- **EXERCISE OBJECTIVE**
Can you write out all the lines word for word, with no pictures?

• • • • •

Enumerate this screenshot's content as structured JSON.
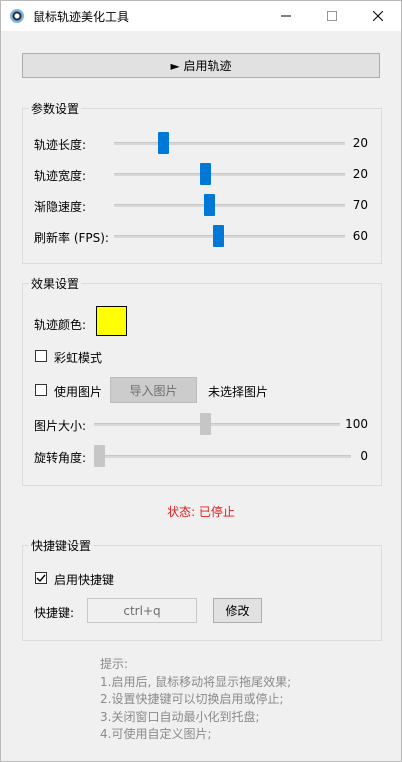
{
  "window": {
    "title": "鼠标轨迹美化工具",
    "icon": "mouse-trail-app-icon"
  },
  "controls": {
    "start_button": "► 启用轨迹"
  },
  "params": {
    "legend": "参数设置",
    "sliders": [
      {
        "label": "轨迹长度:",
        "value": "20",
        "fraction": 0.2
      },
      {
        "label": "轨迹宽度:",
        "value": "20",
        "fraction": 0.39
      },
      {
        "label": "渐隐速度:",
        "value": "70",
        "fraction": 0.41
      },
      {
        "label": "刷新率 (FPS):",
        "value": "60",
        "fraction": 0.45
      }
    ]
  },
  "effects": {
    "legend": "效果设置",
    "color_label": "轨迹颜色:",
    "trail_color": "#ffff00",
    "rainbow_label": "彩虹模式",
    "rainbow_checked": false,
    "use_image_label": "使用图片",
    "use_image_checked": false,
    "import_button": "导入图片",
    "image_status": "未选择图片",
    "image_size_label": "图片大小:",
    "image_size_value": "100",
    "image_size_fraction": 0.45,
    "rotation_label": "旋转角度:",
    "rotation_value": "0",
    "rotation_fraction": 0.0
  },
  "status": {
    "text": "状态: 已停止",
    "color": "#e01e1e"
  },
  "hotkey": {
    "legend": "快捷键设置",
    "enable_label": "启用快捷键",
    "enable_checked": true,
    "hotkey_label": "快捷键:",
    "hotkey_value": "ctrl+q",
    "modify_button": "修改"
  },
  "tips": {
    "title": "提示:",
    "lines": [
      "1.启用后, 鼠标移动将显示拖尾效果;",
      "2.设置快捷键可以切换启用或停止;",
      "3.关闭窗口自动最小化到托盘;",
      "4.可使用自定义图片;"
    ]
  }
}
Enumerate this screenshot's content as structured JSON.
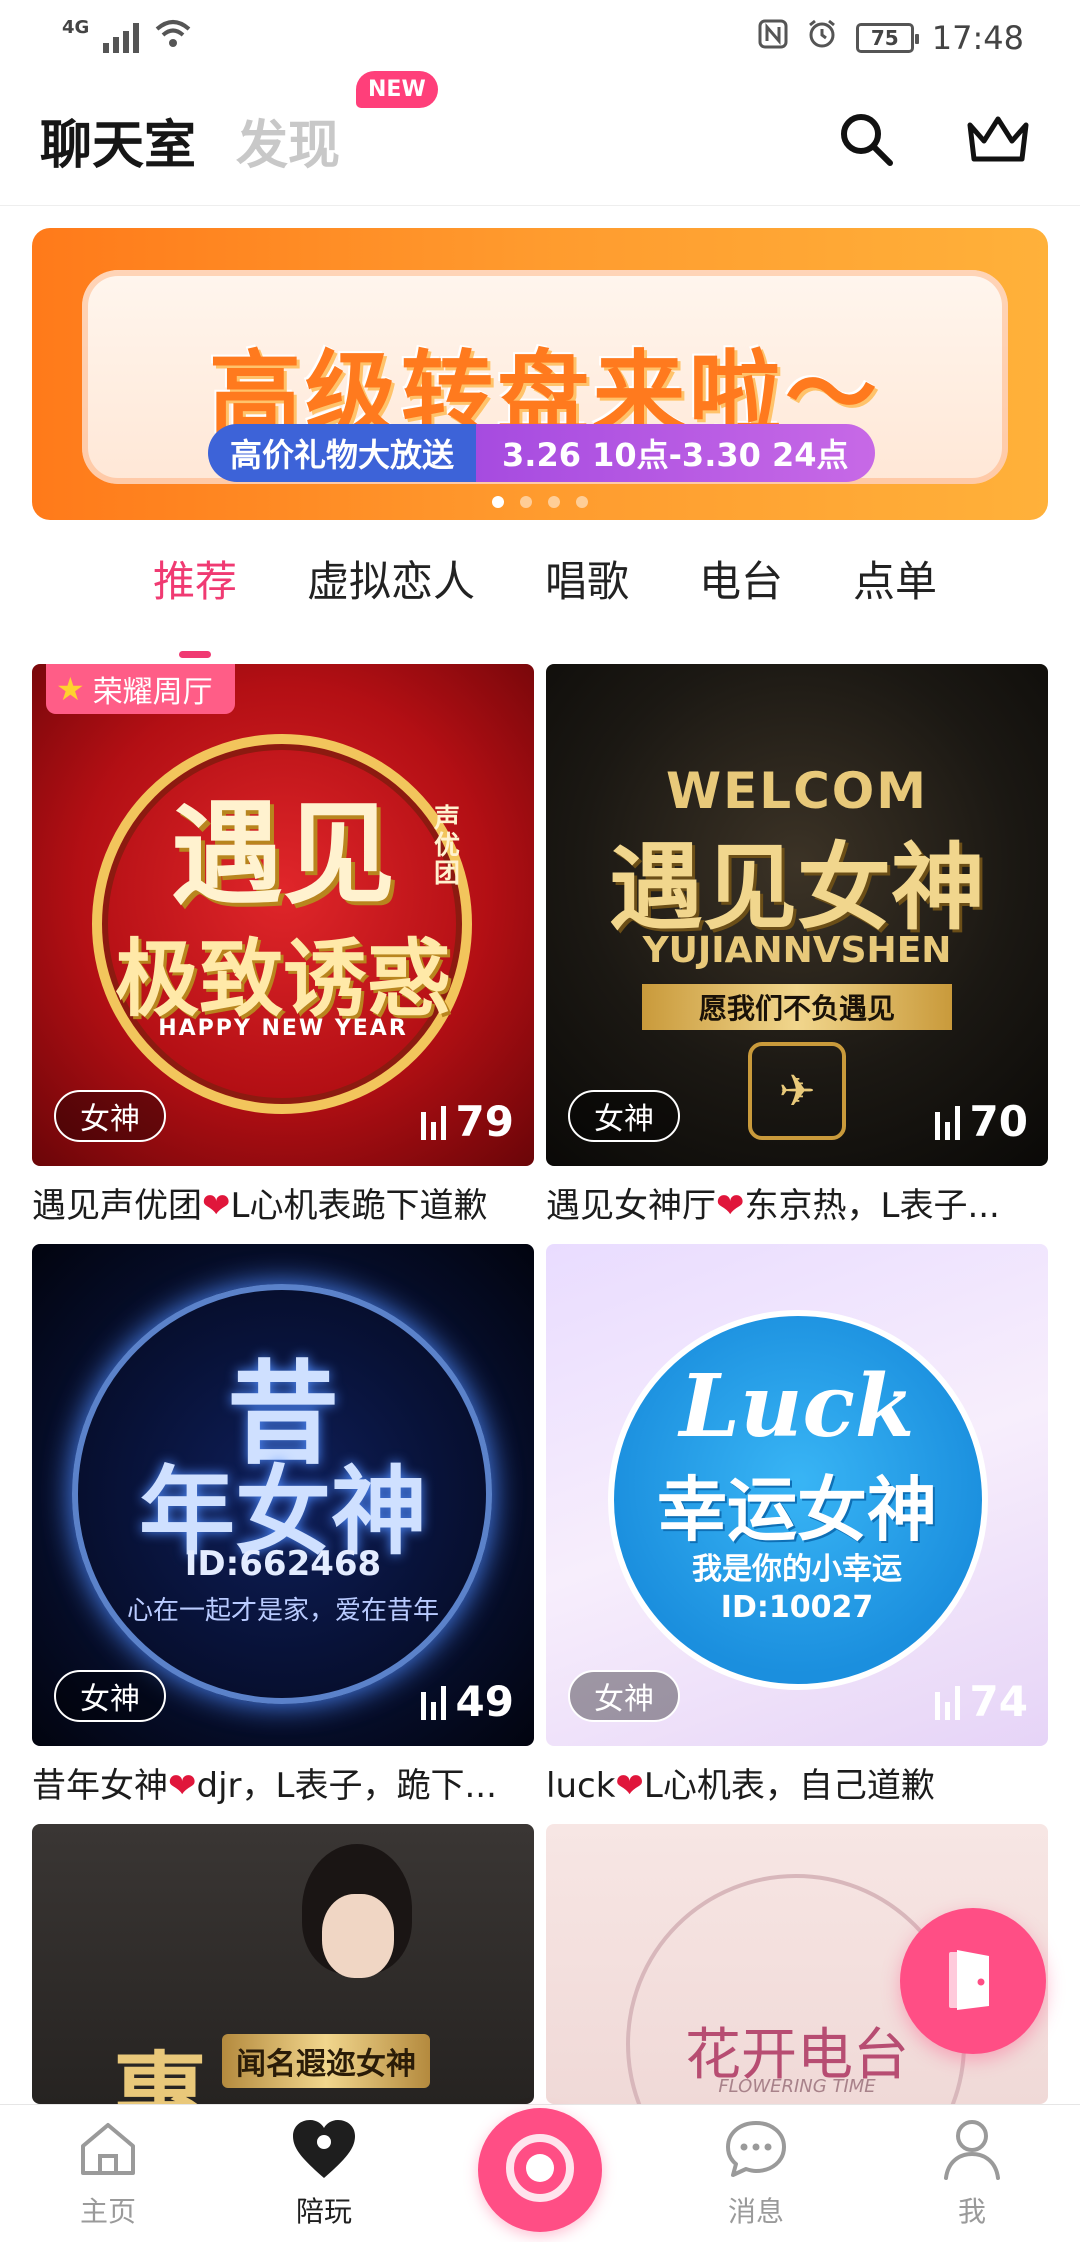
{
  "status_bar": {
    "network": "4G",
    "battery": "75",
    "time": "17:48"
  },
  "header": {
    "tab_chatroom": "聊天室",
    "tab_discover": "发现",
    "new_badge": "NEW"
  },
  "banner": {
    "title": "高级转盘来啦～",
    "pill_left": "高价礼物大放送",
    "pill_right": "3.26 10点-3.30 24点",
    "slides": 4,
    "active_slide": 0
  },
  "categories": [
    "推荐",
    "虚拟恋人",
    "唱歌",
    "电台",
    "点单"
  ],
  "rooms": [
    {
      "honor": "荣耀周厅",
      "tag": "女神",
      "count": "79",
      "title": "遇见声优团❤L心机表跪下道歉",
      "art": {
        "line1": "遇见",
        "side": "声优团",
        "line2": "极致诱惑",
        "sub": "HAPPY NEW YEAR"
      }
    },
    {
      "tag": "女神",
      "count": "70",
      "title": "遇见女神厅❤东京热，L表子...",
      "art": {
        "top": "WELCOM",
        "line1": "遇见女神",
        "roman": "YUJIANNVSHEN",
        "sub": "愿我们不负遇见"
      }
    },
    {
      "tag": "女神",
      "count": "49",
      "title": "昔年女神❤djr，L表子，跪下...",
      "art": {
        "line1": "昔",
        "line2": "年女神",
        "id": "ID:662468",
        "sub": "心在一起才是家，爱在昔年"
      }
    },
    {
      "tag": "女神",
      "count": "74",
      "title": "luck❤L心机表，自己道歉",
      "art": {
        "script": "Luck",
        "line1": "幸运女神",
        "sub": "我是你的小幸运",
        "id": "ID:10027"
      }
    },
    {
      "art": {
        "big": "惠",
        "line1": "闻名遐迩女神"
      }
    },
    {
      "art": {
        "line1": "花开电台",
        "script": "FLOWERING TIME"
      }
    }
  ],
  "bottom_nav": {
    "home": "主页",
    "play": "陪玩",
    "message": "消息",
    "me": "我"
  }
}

• • • • •

- **TASK RESPONSE**
Enumerate this screenshot's content as structured JSON.
{
  "window": {
    "title": "鼠标轨迹美化工具",
    "icon": "mouse-trail-app-icon"
  },
  "controls": {
    "start_button": "► 启用轨迹"
  },
  "params": {
    "legend": "参数设置",
    "sliders": [
      {
        "label": "轨迹长度:",
        "value": "20",
        "fraction": 0.2
      },
      {
        "label": "轨迹宽度:",
        "value": "20",
        "fraction": 0.39
      },
      {
        "label": "渐隐速度:",
        "value": "70",
        "fraction": 0.41
      },
      {
        "label": "刷新率 (FPS):",
        "value": "60",
        "fraction": 0.45
      }
    ]
  },
  "effects": {
    "legend": "效果设置",
    "color_label": "轨迹颜色:",
    "trail_color": "#ffff00",
    "rainbow_label": "彩虹模式",
    "rainbow_checked": false,
    "use_image_label": "使用图片",
    "use_image_checked": false,
    "import_button": "导入图片",
    "image_status": "未选择图片",
    "image_size_label": "图片大小:",
    "image_size_value": "100",
    "image_size_fraction": 0.45,
    "rotation_label": "旋转角度:",
    "rotation_value": "0",
    "rotation_fraction": 0.0
  },
  "status": {
    "text": "状态: 已停止",
    "color": "#e01e1e"
  },
  "hotkey": {
    "legend": "快捷键设置",
    "enable_label": "启用快捷键",
    "enable_checked": true,
    "hotkey_label": "快捷键:",
    "hotkey_value": "ctrl+q",
    "modify_button": "修改"
  },
  "tips": {
    "title": "提示:",
    "lines": [
      "1.启用后, 鼠标移动将显示拖尾效果;",
      "2.设置快捷键可以切换启用或停止;",
      "3.关闭窗口自动最小化到托盘;",
      "4.可使用自定义图片;"
    ]
  }
}
Enumerate this screenshot's content as structured JSON.
{
  "status_bar": {
    "network": "4G",
    "battery": "75",
    "time": "17:48"
  },
  "header": {
    "tab_chatroom": "聊天室",
    "tab_discover": "发现",
    "new_badge": "NEW"
  },
  "banner": {
    "title": "高级转盘来啦～",
    "pill_left": "高价礼物大放送",
    "pill_right": "3.26 10点-3.30 24点",
    "slides": 4,
    "active_slide": 0
  },
  "categories": [
    "推荐",
    "虚拟恋人",
    "唱歌",
    "电台",
    "点单"
  ],
  "rooms": [
    {
      "honor": "荣耀周厅",
      "tag": "女神",
      "count": "79",
      "title": "遇见声优团❤L心机表跪下道歉",
      "art": {
        "line1": "遇见",
        "side": "声优团",
        "line2": "极致诱惑",
        "sub": "HAPPY NEW YEAR"
      }
    },
    {
      "tag": "女神",
      "count": "70",
      "title": "遇见女神厅❤东京热，L表子...",
      "art": {
        "top": "WELCOM",
        "line1": "遇见女神",
        "roman": "YUJIANNVSHEN",
        "sub": "愿我们不负遇见"
      }
    },
    {
      "tag": "女神",
      "count": "49",
      "title": "昔年女神❤djr，L表子，跪下...",
      "art": {
        "line1": "昔",
        "line2": "年女神",
        "id": "ID:662468",
        "sub": "心在一起才是家，爱在昔年"
      }
    },
    {
      "tag": "女神",
      "count": "74",
      "title": "luck❤L心机表，自己道歉",
      "art": {
        "script": "Luck",
        "line1": "幸运女神",
        "sub": "我是你的小幸运",
        "id": "ID:10027"
      }
    },
    {
      "art": {
        "big": "惠",
        "line1": "闻名遐迩女神"
      }
    },
    {
      "art": {
        "line1": "花开电台",
        "script": "FLOWERING TIME"
      }
    }
  ],
  "bottom_nav": {
    "home": "主页",
    "play": "陪玩",
    "message": "消息",
    "me": "我"
  }
}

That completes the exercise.